Entries:
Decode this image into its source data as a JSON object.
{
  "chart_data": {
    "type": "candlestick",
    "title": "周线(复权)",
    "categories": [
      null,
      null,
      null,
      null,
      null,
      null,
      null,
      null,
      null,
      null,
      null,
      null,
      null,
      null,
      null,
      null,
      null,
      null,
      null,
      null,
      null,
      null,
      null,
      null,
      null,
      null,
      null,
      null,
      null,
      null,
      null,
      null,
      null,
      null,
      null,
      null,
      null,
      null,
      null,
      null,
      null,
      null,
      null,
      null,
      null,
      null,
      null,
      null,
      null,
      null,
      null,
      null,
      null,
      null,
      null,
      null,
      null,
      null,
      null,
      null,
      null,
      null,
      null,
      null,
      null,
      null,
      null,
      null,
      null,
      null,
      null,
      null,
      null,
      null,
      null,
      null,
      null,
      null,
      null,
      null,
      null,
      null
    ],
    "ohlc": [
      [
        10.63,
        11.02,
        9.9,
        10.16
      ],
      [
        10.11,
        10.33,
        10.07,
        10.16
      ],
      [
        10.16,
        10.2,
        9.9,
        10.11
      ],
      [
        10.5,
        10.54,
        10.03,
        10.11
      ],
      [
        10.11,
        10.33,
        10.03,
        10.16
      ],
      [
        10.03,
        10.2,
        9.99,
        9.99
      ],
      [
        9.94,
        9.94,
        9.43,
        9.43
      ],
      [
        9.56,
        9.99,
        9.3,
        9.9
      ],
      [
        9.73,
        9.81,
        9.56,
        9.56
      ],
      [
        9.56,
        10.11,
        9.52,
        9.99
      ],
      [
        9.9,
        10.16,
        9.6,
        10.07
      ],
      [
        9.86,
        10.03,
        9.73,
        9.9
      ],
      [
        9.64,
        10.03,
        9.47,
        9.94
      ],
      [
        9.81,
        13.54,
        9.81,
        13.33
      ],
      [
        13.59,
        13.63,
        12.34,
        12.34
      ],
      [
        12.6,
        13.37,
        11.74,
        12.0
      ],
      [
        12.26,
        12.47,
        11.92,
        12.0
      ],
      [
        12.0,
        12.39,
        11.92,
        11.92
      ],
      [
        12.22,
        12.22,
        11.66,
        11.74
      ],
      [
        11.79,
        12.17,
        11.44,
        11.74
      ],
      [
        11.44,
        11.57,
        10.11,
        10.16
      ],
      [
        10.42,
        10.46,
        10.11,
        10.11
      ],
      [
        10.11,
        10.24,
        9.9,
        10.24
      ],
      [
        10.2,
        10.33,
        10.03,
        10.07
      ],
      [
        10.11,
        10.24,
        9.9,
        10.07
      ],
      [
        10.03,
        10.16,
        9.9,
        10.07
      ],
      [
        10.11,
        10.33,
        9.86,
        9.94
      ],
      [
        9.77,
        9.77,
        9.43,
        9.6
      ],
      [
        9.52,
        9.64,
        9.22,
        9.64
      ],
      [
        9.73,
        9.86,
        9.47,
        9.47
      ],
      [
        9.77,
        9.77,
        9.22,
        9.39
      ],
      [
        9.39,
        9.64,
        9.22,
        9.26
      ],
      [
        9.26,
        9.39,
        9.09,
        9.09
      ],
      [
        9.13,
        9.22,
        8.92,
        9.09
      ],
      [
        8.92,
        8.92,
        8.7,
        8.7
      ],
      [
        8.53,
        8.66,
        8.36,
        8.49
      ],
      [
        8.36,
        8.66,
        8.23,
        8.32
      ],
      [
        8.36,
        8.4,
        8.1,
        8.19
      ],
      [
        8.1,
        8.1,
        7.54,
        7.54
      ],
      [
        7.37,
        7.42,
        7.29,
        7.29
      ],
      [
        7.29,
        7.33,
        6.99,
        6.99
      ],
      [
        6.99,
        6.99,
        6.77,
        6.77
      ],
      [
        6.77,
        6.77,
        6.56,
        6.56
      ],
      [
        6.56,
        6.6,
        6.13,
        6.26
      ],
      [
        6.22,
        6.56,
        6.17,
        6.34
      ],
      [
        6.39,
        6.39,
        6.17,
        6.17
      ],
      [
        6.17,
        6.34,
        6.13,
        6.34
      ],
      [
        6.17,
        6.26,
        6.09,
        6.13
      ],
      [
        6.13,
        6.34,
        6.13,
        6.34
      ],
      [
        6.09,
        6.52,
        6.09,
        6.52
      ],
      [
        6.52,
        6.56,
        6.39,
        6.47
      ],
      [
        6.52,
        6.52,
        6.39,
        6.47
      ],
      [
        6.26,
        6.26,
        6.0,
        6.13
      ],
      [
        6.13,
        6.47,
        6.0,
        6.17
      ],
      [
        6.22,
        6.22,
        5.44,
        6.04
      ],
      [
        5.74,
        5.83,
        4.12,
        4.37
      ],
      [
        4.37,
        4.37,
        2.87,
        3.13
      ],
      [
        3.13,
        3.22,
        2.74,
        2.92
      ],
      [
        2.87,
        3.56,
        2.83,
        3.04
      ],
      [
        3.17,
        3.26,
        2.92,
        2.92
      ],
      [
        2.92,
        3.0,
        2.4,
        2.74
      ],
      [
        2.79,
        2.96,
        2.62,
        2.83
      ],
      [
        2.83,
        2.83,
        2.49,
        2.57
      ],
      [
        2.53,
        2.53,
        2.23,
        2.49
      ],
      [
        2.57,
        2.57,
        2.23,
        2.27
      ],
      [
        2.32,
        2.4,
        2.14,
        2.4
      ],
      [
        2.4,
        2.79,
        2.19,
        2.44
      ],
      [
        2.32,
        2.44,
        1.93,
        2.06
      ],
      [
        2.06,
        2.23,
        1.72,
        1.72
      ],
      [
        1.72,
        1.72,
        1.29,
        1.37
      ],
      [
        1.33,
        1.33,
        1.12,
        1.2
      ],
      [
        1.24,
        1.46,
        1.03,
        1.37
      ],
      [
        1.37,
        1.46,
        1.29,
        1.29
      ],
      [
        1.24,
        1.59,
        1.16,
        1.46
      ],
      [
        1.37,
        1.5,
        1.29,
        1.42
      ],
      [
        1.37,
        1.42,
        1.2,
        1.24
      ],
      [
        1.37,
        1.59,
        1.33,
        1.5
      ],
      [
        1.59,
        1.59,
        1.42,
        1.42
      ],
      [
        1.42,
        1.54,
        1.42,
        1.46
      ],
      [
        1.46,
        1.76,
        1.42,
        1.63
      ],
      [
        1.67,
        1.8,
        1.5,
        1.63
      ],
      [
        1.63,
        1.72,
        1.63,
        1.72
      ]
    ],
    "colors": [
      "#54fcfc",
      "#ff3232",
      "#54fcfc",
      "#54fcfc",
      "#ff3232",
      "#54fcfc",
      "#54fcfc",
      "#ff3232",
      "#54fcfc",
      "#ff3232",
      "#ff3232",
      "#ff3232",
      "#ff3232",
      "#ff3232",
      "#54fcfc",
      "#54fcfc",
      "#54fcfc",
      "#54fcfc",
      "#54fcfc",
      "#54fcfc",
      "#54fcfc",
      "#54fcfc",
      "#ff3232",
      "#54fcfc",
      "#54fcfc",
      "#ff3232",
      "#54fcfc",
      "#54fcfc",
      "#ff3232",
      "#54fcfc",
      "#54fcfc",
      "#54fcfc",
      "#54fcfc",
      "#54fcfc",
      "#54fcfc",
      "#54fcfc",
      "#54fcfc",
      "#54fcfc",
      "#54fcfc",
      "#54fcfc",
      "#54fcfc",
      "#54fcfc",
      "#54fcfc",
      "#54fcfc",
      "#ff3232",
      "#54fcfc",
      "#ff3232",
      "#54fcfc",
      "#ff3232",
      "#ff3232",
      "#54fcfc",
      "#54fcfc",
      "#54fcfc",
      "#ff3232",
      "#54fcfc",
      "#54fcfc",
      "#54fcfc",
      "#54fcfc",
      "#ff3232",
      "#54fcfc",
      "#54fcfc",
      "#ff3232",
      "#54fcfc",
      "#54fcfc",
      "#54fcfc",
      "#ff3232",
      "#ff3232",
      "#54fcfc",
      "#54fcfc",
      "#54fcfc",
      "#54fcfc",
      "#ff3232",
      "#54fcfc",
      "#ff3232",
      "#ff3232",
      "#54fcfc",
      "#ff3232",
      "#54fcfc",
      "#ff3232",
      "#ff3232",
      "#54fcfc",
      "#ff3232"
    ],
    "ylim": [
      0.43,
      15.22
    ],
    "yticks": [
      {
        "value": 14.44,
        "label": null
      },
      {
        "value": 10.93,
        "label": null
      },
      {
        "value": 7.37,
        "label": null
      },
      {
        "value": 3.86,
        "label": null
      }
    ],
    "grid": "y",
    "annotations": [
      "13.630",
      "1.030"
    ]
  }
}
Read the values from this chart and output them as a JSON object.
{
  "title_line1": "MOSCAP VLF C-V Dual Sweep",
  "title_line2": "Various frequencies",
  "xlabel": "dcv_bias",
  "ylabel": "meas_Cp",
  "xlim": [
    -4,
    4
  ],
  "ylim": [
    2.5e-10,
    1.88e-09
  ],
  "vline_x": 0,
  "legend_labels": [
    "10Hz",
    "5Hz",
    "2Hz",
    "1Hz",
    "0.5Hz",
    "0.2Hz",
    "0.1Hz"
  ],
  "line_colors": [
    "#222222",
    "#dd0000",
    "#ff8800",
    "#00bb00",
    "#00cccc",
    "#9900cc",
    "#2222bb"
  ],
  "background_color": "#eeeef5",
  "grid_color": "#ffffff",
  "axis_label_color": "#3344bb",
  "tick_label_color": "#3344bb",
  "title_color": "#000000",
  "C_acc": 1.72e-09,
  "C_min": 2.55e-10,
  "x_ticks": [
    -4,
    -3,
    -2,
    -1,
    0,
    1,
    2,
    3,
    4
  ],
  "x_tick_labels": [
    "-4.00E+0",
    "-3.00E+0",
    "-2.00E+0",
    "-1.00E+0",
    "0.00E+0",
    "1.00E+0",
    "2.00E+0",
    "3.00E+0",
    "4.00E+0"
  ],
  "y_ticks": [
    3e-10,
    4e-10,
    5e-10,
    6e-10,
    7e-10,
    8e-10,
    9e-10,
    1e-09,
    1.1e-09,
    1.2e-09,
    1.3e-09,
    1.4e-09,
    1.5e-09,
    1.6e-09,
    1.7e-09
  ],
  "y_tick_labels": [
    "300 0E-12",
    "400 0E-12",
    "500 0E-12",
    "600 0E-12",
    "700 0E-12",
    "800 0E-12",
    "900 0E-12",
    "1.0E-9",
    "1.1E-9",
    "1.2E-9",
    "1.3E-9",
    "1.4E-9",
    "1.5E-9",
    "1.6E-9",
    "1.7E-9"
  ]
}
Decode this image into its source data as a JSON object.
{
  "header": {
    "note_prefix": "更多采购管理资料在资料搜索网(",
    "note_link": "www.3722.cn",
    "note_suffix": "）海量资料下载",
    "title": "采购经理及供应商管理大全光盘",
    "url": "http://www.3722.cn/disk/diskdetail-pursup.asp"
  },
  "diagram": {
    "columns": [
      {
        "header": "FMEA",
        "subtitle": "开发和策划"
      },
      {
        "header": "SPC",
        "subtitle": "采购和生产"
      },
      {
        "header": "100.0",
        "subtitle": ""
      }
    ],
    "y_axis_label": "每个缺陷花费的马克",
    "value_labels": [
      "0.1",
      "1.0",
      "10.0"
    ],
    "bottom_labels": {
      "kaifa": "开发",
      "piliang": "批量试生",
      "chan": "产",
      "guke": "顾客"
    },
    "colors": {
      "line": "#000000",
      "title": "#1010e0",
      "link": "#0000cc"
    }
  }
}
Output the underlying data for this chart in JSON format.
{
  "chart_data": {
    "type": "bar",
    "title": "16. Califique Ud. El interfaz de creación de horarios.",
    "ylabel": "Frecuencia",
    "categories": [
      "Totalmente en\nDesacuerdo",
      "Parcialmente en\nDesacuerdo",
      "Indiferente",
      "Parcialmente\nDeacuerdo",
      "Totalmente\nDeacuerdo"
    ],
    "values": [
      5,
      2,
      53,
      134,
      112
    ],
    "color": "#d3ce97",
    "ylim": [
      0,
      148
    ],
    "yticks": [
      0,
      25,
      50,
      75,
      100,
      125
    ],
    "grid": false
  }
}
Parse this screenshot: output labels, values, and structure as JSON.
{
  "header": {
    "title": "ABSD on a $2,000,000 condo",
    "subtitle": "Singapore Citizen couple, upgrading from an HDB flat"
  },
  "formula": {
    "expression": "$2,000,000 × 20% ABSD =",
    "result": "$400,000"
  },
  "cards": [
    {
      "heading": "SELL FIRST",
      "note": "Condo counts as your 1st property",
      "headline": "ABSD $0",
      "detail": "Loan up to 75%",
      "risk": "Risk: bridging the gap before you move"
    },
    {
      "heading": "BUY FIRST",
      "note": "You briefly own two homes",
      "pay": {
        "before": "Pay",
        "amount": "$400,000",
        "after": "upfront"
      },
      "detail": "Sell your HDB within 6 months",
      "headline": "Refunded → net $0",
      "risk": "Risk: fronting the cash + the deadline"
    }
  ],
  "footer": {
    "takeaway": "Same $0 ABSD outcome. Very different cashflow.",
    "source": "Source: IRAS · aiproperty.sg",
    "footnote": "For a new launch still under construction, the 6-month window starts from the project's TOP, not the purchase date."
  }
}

Set problem:
Check each line above for the word "before" and say how many have it, with nothing else.

Task answer:
2